Stored data entries
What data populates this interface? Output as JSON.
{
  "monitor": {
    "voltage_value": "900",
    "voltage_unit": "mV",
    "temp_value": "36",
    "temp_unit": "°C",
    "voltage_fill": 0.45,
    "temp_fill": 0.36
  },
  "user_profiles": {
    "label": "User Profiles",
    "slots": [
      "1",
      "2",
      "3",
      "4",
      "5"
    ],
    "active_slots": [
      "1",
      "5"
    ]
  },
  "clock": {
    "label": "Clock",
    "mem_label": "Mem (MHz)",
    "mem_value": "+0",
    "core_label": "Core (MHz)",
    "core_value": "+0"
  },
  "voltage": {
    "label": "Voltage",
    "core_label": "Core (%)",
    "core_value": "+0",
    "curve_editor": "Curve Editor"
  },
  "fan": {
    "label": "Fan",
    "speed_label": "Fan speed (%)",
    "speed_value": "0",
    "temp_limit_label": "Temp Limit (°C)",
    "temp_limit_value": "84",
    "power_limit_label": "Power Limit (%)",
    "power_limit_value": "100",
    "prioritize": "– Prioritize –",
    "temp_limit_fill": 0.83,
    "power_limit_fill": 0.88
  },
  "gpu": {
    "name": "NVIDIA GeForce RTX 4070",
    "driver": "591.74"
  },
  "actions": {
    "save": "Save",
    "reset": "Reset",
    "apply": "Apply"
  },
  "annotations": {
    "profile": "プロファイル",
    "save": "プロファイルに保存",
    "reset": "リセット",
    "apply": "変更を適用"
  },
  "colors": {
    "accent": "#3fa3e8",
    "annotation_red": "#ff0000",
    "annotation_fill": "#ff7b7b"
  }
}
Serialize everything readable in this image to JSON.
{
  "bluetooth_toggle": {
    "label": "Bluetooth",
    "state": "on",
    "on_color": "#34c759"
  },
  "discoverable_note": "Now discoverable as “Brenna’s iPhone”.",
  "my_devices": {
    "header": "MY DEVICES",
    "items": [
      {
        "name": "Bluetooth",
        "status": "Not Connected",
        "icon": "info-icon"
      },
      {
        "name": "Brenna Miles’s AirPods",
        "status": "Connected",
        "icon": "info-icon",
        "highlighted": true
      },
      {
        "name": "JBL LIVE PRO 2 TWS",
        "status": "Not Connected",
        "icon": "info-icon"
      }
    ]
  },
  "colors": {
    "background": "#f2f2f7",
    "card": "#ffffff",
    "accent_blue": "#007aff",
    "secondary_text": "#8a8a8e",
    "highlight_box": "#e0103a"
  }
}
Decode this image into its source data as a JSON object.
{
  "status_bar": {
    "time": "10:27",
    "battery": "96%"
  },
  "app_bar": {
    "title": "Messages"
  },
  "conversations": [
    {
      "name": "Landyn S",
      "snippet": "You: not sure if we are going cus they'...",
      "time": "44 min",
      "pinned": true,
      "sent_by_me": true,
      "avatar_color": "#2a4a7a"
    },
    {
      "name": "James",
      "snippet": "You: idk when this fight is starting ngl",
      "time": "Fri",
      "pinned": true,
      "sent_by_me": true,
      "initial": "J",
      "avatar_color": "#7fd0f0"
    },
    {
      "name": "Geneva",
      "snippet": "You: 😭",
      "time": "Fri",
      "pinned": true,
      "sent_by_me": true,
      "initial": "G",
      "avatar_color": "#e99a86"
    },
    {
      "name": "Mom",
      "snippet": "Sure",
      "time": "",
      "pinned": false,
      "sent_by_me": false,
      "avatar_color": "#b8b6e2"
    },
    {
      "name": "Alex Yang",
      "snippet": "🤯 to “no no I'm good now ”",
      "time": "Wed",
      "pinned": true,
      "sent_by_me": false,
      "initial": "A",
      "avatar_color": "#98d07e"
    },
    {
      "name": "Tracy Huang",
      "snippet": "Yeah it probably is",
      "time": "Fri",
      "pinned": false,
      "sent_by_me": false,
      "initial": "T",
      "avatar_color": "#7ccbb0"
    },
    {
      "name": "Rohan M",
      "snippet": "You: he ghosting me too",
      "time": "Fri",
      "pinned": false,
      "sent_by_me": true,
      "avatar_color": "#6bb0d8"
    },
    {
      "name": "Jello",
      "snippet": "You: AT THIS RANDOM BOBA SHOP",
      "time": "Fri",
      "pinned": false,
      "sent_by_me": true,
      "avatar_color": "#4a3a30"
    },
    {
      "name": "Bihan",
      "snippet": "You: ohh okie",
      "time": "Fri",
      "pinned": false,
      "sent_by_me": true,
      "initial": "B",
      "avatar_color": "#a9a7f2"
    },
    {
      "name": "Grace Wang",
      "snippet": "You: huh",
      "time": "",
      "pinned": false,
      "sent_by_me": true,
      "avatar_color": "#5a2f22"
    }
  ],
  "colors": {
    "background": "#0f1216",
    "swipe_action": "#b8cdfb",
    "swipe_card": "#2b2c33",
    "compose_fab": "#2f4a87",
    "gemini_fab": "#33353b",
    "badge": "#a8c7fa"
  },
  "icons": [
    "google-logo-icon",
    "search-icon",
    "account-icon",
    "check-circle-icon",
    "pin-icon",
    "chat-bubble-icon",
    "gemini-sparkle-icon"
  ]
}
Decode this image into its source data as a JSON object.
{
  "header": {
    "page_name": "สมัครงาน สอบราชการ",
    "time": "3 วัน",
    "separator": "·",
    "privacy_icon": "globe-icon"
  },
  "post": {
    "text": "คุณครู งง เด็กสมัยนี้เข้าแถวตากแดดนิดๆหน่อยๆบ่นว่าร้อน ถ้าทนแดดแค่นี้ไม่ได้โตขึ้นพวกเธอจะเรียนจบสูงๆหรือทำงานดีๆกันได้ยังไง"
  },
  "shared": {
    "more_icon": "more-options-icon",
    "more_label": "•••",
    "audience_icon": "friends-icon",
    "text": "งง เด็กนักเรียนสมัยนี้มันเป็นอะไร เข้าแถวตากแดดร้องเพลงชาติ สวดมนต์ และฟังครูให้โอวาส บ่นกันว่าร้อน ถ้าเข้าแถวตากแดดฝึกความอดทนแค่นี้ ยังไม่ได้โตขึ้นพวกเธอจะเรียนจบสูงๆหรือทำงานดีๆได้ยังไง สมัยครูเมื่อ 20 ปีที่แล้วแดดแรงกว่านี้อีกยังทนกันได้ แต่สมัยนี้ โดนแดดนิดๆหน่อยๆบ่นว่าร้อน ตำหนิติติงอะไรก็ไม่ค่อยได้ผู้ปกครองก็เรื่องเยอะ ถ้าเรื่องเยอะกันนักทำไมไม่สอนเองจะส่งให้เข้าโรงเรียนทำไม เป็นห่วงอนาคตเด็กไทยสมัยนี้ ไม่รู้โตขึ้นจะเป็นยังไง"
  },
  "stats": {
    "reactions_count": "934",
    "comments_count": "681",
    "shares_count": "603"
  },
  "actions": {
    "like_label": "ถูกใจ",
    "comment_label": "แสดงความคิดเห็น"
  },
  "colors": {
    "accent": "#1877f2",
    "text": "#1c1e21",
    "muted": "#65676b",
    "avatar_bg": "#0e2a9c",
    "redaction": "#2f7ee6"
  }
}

(Aim of the task) Tally the lines in the entries above that hold the word "initial". Reply with nothing but that count.

(The reply) 5